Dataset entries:
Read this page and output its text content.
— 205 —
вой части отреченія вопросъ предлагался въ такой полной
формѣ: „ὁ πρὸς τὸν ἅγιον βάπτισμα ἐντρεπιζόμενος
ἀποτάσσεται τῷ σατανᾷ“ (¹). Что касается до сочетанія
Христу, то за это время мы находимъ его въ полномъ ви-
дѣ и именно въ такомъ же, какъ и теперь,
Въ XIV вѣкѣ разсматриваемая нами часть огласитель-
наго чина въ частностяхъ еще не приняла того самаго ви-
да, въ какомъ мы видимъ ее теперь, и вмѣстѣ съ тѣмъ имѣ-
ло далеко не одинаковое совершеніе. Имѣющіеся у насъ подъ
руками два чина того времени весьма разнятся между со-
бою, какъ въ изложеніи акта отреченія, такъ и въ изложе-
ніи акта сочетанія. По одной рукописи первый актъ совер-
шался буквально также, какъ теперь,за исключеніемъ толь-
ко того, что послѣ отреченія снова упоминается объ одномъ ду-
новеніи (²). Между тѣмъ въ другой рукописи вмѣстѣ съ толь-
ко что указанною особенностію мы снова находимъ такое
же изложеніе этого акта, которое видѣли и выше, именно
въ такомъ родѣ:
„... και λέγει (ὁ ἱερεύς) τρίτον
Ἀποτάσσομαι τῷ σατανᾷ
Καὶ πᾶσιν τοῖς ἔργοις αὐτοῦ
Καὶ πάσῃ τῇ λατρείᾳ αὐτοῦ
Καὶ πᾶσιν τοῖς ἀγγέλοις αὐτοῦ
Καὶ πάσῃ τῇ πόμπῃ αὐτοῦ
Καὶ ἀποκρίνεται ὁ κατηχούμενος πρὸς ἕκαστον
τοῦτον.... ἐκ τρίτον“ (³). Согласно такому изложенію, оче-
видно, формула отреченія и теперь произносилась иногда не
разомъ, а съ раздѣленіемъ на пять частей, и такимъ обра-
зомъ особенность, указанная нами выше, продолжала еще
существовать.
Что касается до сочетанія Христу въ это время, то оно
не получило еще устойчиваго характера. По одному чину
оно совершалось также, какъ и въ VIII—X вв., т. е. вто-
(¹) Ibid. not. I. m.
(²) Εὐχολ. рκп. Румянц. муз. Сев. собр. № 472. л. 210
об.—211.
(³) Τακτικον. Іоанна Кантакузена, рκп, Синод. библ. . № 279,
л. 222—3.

| DESCRIPTION OF THE TASK |
Reproduce each record shown above without altering a single word.

| CORRECT ANSWER |
Read this page and output its text content.
— 205 —
вой части отреченія вопросъ предлагался въ такой полной
формѣ: „ὁ πρὸς τὸν ἅγιον βάπτισμα ἐντρεπιζόμενος
ἀποτάσσεται τῷ σατανᾷ“ (¹). Что касается до сочетанія
Христу, то за это время мы находимъ его въ полномъ ви-
дѣ и именно въ такомъ же, какъ и теперь,
Въ XIV вѣкѣ разсматриваемая нами часть огласитель-
наго чина въ частностяхъ еще не приняла того самаго ви-
да, въ какомъ мы видимъ ее теперь, и вмѣстѣ съ тѣмъ имѣ-
ло далеко не одинаковое совершеніе. Имѣющіеся у насъ подъ
руками два чина того времени весьма разнятся между со-
бою, какъ въ изложеніи акта отреченія, такъ и въ изложе-
ніи акта сочетанія. По одной рукописи первый актъ совер-
шался буквально также, какъ теперь,за исключеніемъ толь-
ко того, что послѣ отреченія снова упоминается объ одномъ ду-
новеніи (²). Между тѣмъ въ другой рукописи вмѣстѣ съ толь-
ко что указанною особенностію мы снова находимъ такое
же изложеніе этого акта, которое видѣли и выше, именно
въ такомъ родѣ:
„... και λέγει (ὁ ἱερεύς) τρίτον
Ἀποτάσσομαι τῷ σατανᾷ
Καὶ πᾶσιν τοῖς ἔργοις αὐτοῦ
Καὶ πάσῃ τῇ λατρείᾳ αὐτοῦ
Καὶ πᾶσιν τοῖς ἀγγέλοις αὐτοῦ
Καὶ πάσῃ τῇ πόμπῃ αὐτοῦ
Καὶ ἀποκρίνεται ὁ κατηχούμενος πρὸς ἕκαστον
τοῦτον.... ἐκ τρίτον“ (³). Согласно такому изложенію, оче-
видно, формула отреченія и теперь произносилась иногда не
разомъ, а съ раздѣленіемъ на пять частей, и такимъ обра-
зомъ особенность, указанная нами выше, продолжала еще
существовать.
Что касается до сочетанія Христу въ это время, то оно
не получило еще устойчиваго характера. По одному чину
оно совершалось также, какъ и въ VIII—X вв., т. е. вто-
(¹) Ibid. not. I. m.
(²) Εὐχολ. рκп. Румянц. муз. Сев. собр. № 472. л. 210
об.—211.
(³) Τακτικον. Іоанна Кантакузена, рκп, Синод. библ. . № 279,
л. 222—3.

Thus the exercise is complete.